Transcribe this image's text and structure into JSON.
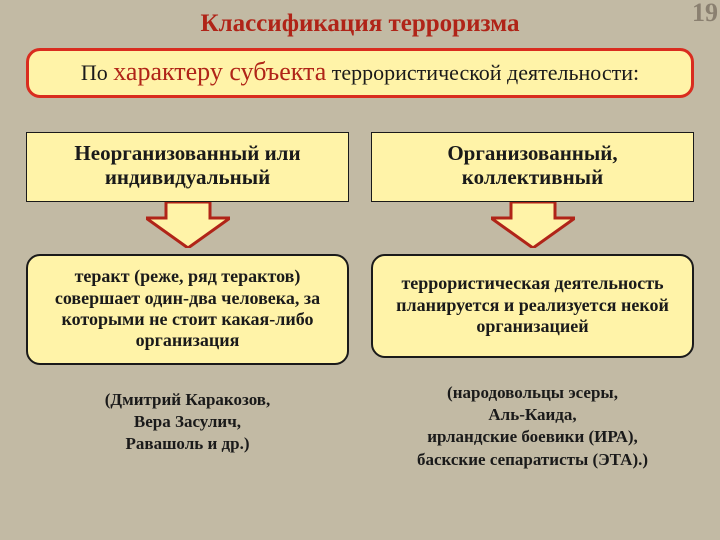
{
  "colors": {
    "background": "#c2baa4",
    "title": "#b02418",
    "subtitle_border": "#d92c1f",
    "subtitle_bg": "#fff3a8",
    "subtitle_text": "#1a1a1a",
    "subtitle_emph": "#b02418",
    "header_bg": "#fff3a8",
    "header_border": "#1a1a1a",
    "header_text": "#1a1a1a",
    "arrow_fill": "#fff3a8",
    "arrow_stroke": "#b02418",
    "desc_bg": "#fff3a8",
    "desc_border": "#1a1a1a",
    "desc_text": "#1a1a1a",
    "examples_text": "#1a1a1a",
    "page_number": "#8a8070"
  },
  "page_number": "19",
  "title": "Классификация терроризма",
  "subtitle": {
    "pre": "По ",
    "emph": "характеру субъекта",
    "post": " террористической деятельности:"
  },
  "columns": [
    {
      "header": "Неорганизованный или индивидуальный",
      "description": "теракт (реже, ряд терактов) совершает один-два человека, за которыми не стоит какая-либо организация",
      "examples": "(Дмитрий Каракозов,\nВера Засулич,\nРавашоль и др.)"
    },
    {
      "header": "Организованный, коллективный",
      "description": "террористическая деятельность планируется и реализуется некой организацией",
      "examples": "(народовольцы эсеры,\nАль-Каида,\nирландские боевики (ИРА),\nбаскские сепаратисты (ЭТА).)"
    }
  ],
  "layout": {
    "arrow": {
      "width": 84,
      "height": 46,
      "stroke_width": 3
    },
    "fontsize": {
      "title": 25,
      "subtitle": 22,
      "subtitle_emph": 26,
      "header": 21,
      "desc": 18,
      "examples": 17,
      "page_number": 26
    }
  }
}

⁂

■ **Problem details**: Make an exact copy of the whole listing, but don't bring over any pictures.

■ **Finished answer**:
Transcribe this image's text and structure into JSON.
{
  "colors": {
    "background": "#c2baa4",
    "title": "#b02418",
    "subtitle_border": "#d92c1f",
    "subtitle_bg": "#fff3a8",
    "subtitle_text": "#1a1a1a",
    "subtitle_emph": "#b02418",
    "header_bg": "#fff3a8",
    "header_border": "#1a1a1a",
    "header_text": "#1a1a1a",
    "arrow_fill": "#fff3a8",
    "arrow_stroke": "#b02418",
    "desc_bg": "#fff3a8",
    "desc_border": "#1a1a1a",
    "desc_text": "#1a1a1a",
    "examples_text": "#1a1a1a",
    "page_number": "#8a8070"
  },
  "page_number": "19",
  "title": "Классификация терроризма",
  "subtitle": {
    "pre": "По ",
    "emph": "характеру субъекта",
    "post": " террористической деятельности:"
  },
  "columns": [
    {
      "header": "Неорганизованный или индивидуальный",
      "description": "теракт (реже, ряд терактов) совершает один-два человека, за которыми не стоит какая-либо организация",
      "examples": "(Дмитрий Каракозов,\nВера Засулич,\nРавашоль и др.)"
    },
    {
      "header": "Организованный, коллективный",
      "description": "террористическая деятельность планируется и реализуется некой организацией",
      "examples": "(народовольцы эсеры,\nАль-Каида,\nирландские боевики (ИРА),\nбаскские сепаратисты (ЭТА).)"
    }
  ],
  "layout": {
    "arrow": {
      "width": 84,
      "height": 46,
      "stroke_width": 3
    },
    "fontsize": {
      "title": 25,
      "subtitle": 22,
      "subtitle_emph": 26,
      "header": 21,
      "desc": 18,
      "examples": 17,
      "page_number": 26
    }
  }
}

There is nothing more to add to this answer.